- Task details
Find the string "from" in the listing and report every line that has it.

____ Provided information

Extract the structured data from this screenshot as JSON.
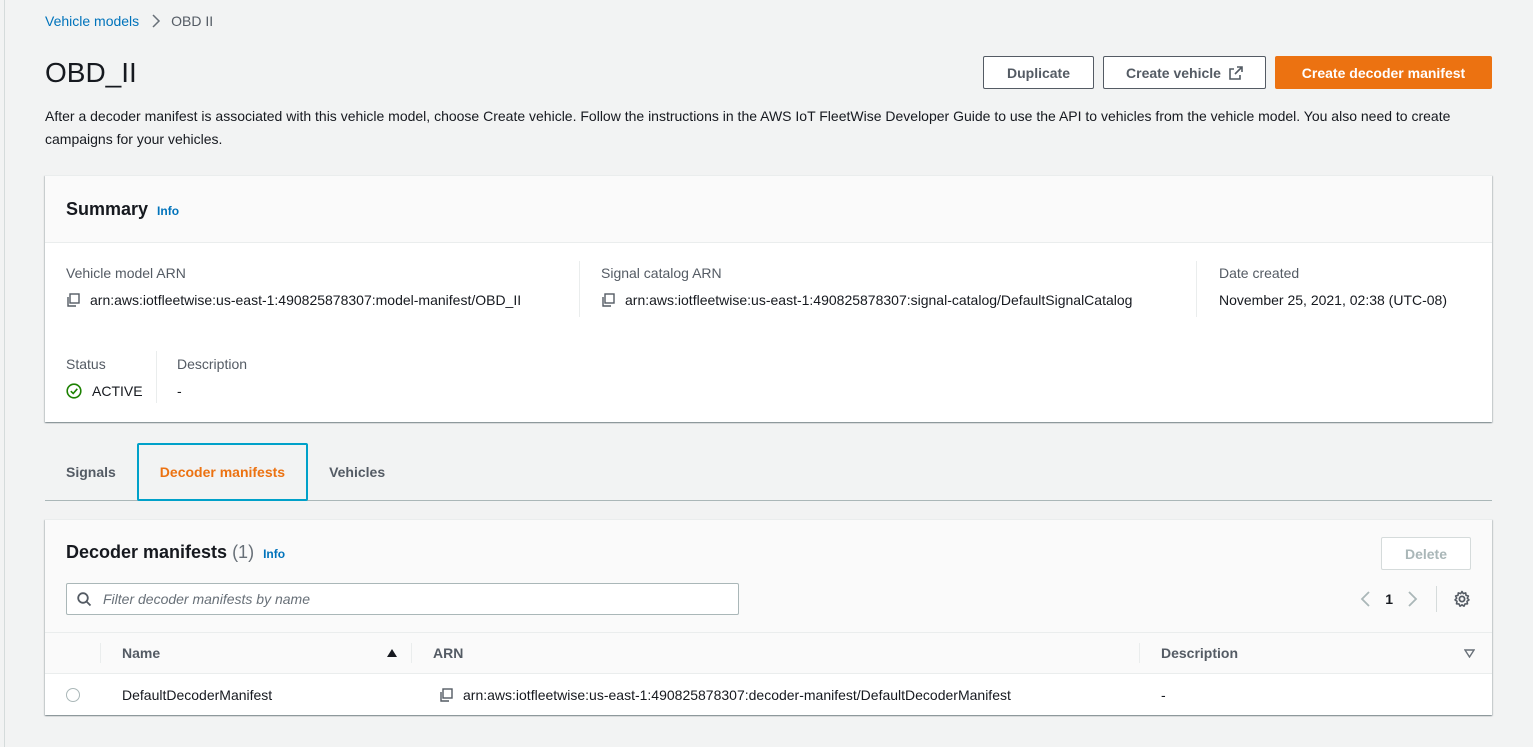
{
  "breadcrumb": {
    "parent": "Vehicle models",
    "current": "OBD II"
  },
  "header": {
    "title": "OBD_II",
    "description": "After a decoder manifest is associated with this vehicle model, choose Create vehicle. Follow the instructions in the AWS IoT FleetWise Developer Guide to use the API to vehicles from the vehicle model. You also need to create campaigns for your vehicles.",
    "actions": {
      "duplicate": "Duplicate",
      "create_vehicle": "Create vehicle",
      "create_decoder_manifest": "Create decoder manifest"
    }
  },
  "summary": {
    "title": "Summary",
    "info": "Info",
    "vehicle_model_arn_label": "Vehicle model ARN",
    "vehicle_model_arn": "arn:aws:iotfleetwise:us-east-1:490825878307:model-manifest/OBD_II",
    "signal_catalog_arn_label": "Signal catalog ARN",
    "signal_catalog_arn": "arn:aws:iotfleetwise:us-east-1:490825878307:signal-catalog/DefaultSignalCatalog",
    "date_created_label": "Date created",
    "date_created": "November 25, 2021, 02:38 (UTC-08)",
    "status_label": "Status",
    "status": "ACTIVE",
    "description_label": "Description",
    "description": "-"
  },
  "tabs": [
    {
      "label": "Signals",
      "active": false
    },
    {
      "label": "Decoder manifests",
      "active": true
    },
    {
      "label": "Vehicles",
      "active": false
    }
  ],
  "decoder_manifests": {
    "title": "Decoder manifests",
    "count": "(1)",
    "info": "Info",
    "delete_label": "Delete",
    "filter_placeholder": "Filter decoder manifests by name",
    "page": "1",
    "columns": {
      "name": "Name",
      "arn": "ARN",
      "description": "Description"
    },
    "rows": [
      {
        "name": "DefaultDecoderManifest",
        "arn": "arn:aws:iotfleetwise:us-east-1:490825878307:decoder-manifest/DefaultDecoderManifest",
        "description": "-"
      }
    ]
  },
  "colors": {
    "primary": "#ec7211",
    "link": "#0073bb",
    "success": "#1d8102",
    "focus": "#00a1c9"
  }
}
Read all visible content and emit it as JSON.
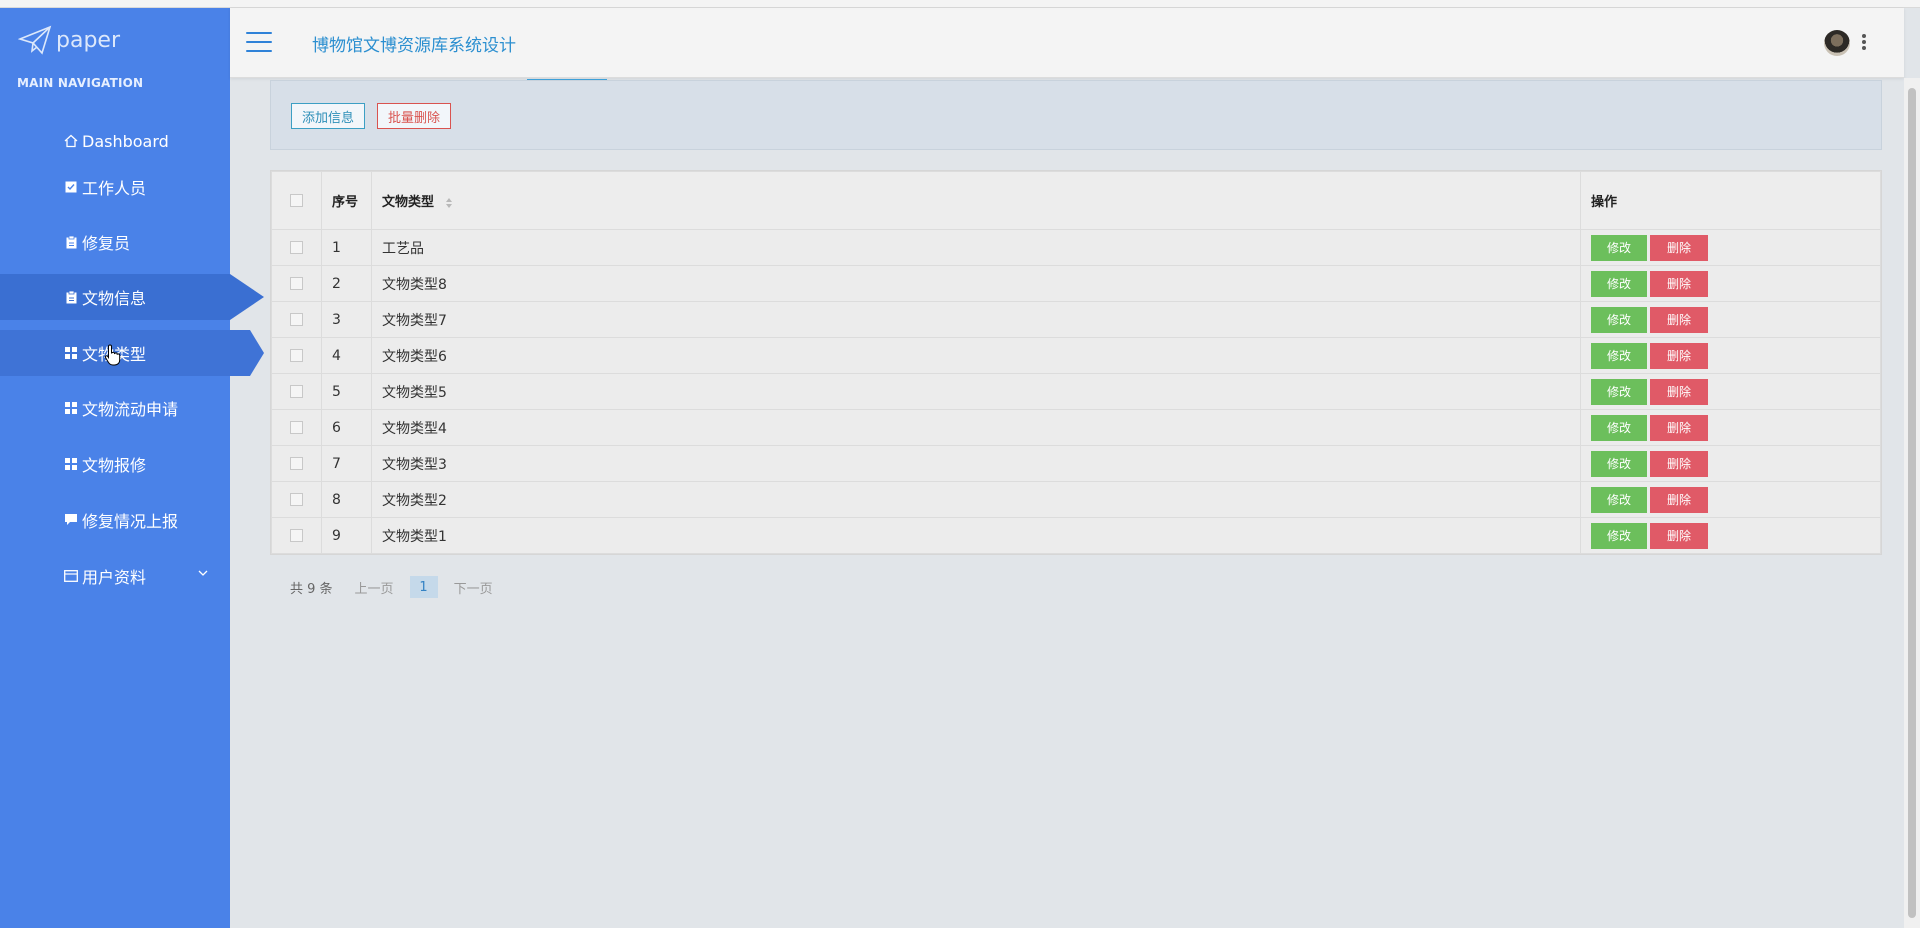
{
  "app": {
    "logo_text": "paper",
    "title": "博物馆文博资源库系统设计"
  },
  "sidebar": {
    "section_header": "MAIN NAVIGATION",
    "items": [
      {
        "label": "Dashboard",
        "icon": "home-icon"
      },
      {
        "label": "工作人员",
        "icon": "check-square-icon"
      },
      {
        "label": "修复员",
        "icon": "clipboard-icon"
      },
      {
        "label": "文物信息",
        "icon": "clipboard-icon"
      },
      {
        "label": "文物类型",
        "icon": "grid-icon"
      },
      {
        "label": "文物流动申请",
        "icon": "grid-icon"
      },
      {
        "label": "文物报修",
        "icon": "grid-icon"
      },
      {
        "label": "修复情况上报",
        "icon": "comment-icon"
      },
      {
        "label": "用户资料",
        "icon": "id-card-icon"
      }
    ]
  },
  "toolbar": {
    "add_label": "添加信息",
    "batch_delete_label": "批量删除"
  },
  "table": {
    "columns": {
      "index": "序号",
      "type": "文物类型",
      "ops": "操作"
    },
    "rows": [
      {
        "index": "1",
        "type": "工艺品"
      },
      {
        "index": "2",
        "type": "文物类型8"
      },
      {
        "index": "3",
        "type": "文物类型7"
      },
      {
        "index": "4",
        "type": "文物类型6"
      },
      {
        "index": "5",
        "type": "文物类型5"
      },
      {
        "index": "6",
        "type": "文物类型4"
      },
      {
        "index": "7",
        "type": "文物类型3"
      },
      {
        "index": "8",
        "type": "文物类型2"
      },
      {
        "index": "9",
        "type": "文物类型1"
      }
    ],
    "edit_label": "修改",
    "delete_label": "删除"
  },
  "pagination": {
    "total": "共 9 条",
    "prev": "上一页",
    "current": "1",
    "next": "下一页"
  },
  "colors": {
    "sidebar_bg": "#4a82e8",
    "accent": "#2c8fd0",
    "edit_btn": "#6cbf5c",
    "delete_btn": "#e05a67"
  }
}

________

- Response below
Extract the structured data from this screenshot as JSON.
    "description": "After a decoder manifest is associated with this vehicle model, choose Create vehicle. Follow the instructions in the AWS IoT FleetWise Developer Guide to use the API to vehicles from the vehicle model. You also need to create campaigns for your vehicles.",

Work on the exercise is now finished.